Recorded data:
++++++++++++++++++++
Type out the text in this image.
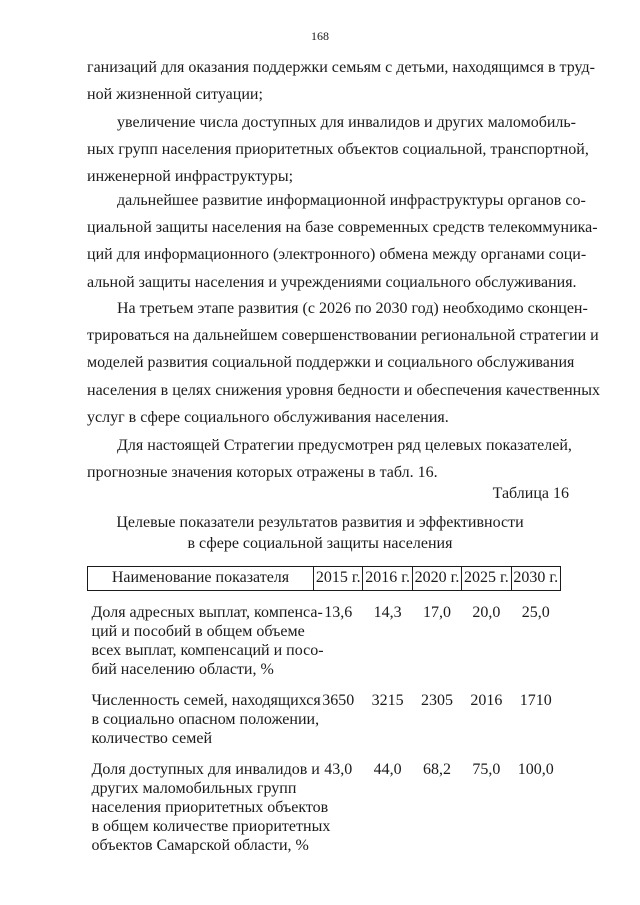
168
ганизаций для оказания поддержки семьям с детьми, находящимся в труд-
ной жизненной ситуации;
увеличение числа доступных для инвалидов и других маломобиль-
ных групп населения приоритетных объектов социальной, транспортной,
инженерной инфраструктуры;
дальнейшее развитие информационной инфраструктуры органов со-
циальной защиты населения на базе современных средств телекоммуника-
ций для информационного (электронного) обмена между органами соци-
альной защиты населения и учреждениями социального обслуживания.
На третьем этапе развития (с 2026 по 2030 год) необходимо сконцен-
трироваться на дальнейшем совершенствовании региональной стратегии и
моделей развития социальной поддержки и социального обслуживания
населения в целях снижения уровня бедности и обеспечения качественных
услуг в сфере социального обслуживания населения.
Для настоящей Стратегии предусмотрен ряд целевых показателей,
прогнозные значения которых отражены в табл. 16.
Таблица 16
Целевые показатели результатов развития и эффективности
в сфере социальной защиты населения
Наименование показателя	2015 г.	2016 г.	2020 г.	2025 г.	2030 г.

Доля адресных выплат, компенса-
ций и пособий в общем объеме
всех выплат, компенсаций и посо-
бий населению области, %	13,6	14,3	17,0	20,0	25,0

Численность семей, находящихся
в социально опасном положении,
количество семей	3650	3215	2305	2016	1710

Доля доступных для инвалидов и
других маломобильных групп
населения приоритетных объектов
в общем количестве приоритетных
объектов Самарской области, %	43,0	44,0	68,2	75,0	100,0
++++++++++++++++++++
AIM OF THE EXERCISE — Report only the number of lines in the data above that contain "групп".

ANSWER TO THIS TASK — 2